Start of Dataset records

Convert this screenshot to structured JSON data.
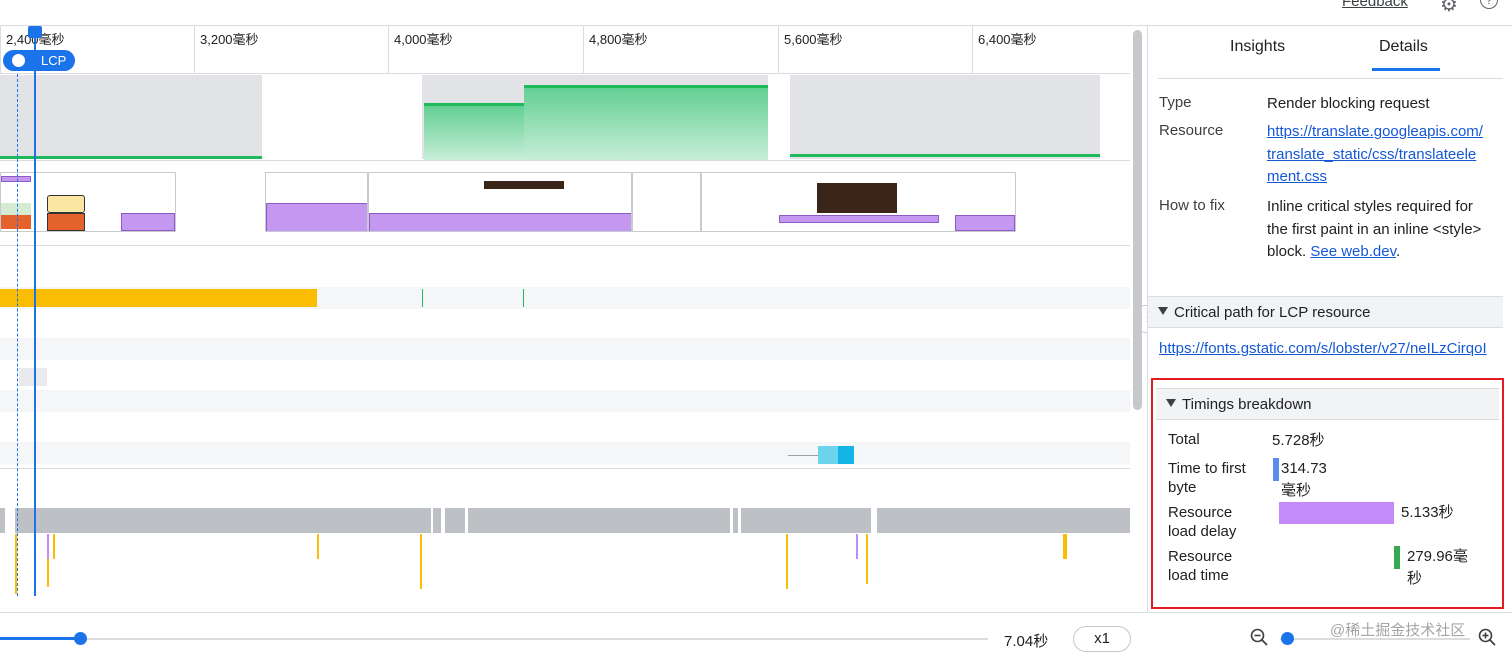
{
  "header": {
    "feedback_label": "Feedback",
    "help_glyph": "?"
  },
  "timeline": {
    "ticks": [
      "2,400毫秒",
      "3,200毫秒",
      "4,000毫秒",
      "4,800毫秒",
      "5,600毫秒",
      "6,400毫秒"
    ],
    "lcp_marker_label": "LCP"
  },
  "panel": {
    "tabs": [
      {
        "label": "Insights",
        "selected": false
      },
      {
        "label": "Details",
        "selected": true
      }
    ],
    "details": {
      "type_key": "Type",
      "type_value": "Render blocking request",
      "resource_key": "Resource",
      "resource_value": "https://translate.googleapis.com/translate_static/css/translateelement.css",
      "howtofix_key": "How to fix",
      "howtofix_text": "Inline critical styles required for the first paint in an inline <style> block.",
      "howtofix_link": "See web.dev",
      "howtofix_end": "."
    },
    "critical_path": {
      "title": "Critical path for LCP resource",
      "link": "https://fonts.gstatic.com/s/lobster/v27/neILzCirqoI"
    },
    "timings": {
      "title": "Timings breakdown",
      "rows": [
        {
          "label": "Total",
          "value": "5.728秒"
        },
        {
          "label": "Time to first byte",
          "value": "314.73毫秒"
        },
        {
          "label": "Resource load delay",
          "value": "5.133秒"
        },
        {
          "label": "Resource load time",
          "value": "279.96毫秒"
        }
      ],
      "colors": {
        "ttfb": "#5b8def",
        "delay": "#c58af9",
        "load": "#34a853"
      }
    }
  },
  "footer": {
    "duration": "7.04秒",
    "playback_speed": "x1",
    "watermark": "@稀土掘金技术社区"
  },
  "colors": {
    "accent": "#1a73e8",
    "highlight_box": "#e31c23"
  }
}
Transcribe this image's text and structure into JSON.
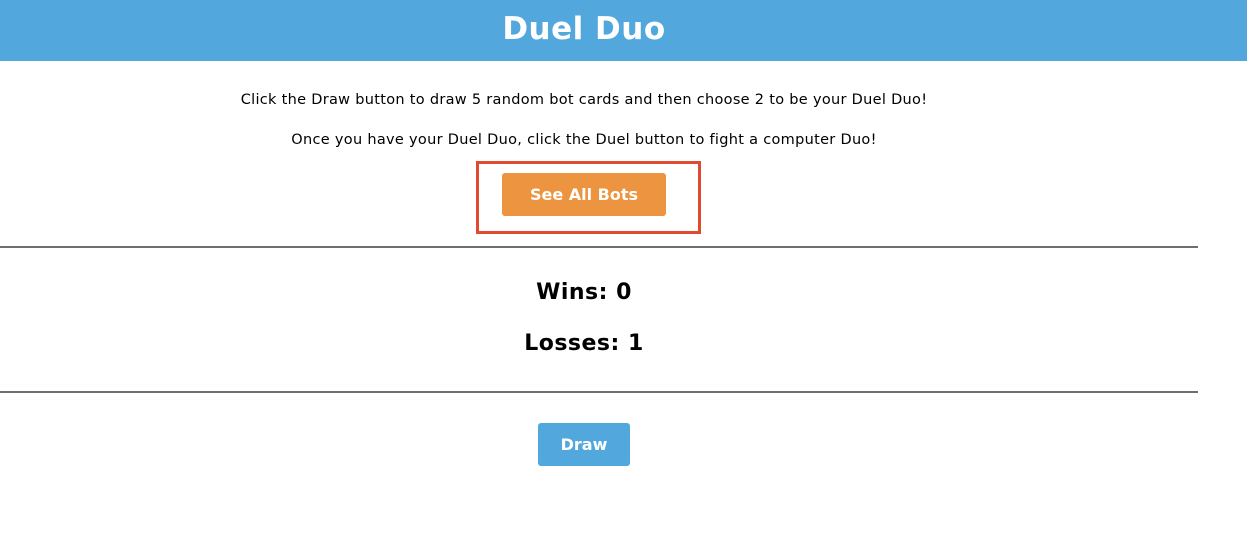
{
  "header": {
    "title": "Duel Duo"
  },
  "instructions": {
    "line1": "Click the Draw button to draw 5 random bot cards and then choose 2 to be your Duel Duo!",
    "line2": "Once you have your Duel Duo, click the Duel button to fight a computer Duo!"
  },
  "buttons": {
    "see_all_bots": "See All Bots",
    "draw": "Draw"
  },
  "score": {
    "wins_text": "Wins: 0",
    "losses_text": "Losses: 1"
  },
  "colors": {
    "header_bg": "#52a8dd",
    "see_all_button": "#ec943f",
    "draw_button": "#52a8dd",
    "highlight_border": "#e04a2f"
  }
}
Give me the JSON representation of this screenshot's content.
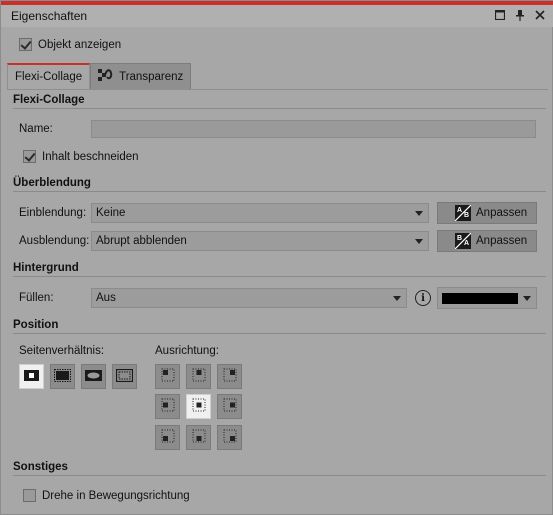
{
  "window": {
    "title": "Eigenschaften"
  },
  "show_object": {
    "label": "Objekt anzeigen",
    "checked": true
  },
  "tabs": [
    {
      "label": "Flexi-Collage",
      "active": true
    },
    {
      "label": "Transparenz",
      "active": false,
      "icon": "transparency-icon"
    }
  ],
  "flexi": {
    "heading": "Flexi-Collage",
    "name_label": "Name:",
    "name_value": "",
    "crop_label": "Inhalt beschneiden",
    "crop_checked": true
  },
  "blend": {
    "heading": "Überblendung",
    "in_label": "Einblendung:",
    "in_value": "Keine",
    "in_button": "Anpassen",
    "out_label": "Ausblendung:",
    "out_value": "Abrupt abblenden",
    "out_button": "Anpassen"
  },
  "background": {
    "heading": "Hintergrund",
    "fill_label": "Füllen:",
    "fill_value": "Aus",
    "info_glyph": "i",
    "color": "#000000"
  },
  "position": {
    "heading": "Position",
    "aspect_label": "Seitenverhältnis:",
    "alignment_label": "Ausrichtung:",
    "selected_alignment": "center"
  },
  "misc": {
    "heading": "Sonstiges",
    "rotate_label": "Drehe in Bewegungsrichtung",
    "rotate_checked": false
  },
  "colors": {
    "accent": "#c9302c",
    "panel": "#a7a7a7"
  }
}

End of Dataset records

Reproduce every line of the material precisely, omitting its pictures.

**Exercise solution:**
Convert this screenshot to structured JSON data.
{
  "header": {
    "feedback_label": "Feedback",
    "help_glyph": "?"
  },
  "timeline": {
    "ticks": [
      "2,400毫秒",
      "3,200毫秒",
      "4,000毫秒",
      "4,800毫秒",
      "5,600毫秒",
      "6,400毫秒"
    ],
    "lcp_marker_label": "LCP"
  },
  "panel": {
    "tabs": [
      {
        "label": "Insights",
        "selected": false
      },
      {
        "label": "Details",
        "selected": true
      }
    ],
    "details": {
      "type_key": "Type",
      "type_value": "Render blocking request",
      "resource_key": "Resource",
      "resource_value": "https://translate.googleapis.com/translate_static/css/translateelement.css",
      "howtofix_key": "How to fix",
      "howtofix_text": "Inline critical styles required for the first paint in an inline <style> block.",
      "howtofix_link": "See web.dev",
      "howtofix_end": "."
    },
    "critical_path": {
      "title": "Critical path for LCP resource",
      "link": "https://fonts.gstatic.com/s/lobster/v27/neILzCirqoI"
    },
    "timings": {
      "title": "Timings breakdown",
      "rows": [
        {
          "label": "Total",
          "value": "5.728秒"
        },
        {
          "label": "Time to first byte",
          "value": "314.73毫秒"
        },
        {
          "label": "Resource load delay",
          "value": "5.133秒"
        },
        {
          "label": "Resource load time",
          "value": "279.96毫秒"
        }
      ],
      "colors": {
        "ttfb": "#5b8def",
        "delay": "#c58af9",
        "load": "#34a853"
      }
    }
  },
  "footer": {
    "duration": "7.04秒",
    "playback_speed": "x1",
    "watermark": "@稀土掘金技术社区"
  },
  "colors": {
    "accent": "#1a73e8",
    "highlight_box": "#e31c23"
  }
}
Transcribe this image's text and structure into JSON.
{
  "header": {
    "title": "Duel Duo"
  },
  "instructions": {
    "line1": "Click the Draw button to draw 5 random bot cards and then choose 2 to be your Duel Duo!",
    "line2": "Once you have your Duel Duo, click the Duel button to fight a computer Duo!"
  },
  "buttons": {
    "see_all_bots": "See All Bots",
    "draw": "Draw"
  },
  "score": {
    "wins_text": "Wins: 0",
    "losses_text": "Losses: 1"
  },
  "colors": {
    "header_bg": "#52a8dd",
    "see_all_button": "#ec943f",
    "draw_button": "#52a8dd",
    "highlight_border": "#e04a2f"
  }
}
Give me the JSON representation of this screenshot's content.
{
  "window": {
    "title": "Eigenschaften"
  },
  "show_object": {
    "label": "Objekt anzeigen",
    "checked": true
  },
  "tabs": [
    {
      "label": "Flexi-Collage",
      "active": true
    },
    {
      "label": "Transparenz",
      "active": false,
      "icon": "transparency-icon"
    }
  ],
  "flexi": {
    "heading": "Flexi-Collage",
    "name_label": "Name:",
    "name_value": "",
    "crop_label": "Inhalt beschneiden",
    "crop_checked": true
  },
  "blend": {
    "heading": "Überblendung",
    "in_label": "Einblendung:",
    "in_value": "Keine",
    "in_button": "Anpassen",
    "out_label": "Ausblendung:",
    "out_value": "Abrupt abblenden",
    "out_button": "Anpassen"
  },
  "background": {
    "heading": "Hintergrund",
    "fill_label": "Füllen:",
    "fill_value": "Aus",
    "info_glyph": "i",
    "color": "#000000"
  },
  "position": {
    "heading": "Position",
    "aspect_label": "Seitenverhältnis:",
    "alignment_label": "Ausrichtung:",
    "selected_alignment": "center"
  },
  "misc": {
    "heading": "Sonstiges",
    "rotate_label": "Drehe in Bewegungsrichtung",
    "rotate_checked": false
  },
  "colors": {
    "accent": "#c9302c",
    "panel": "#a7a7a7"
  }
}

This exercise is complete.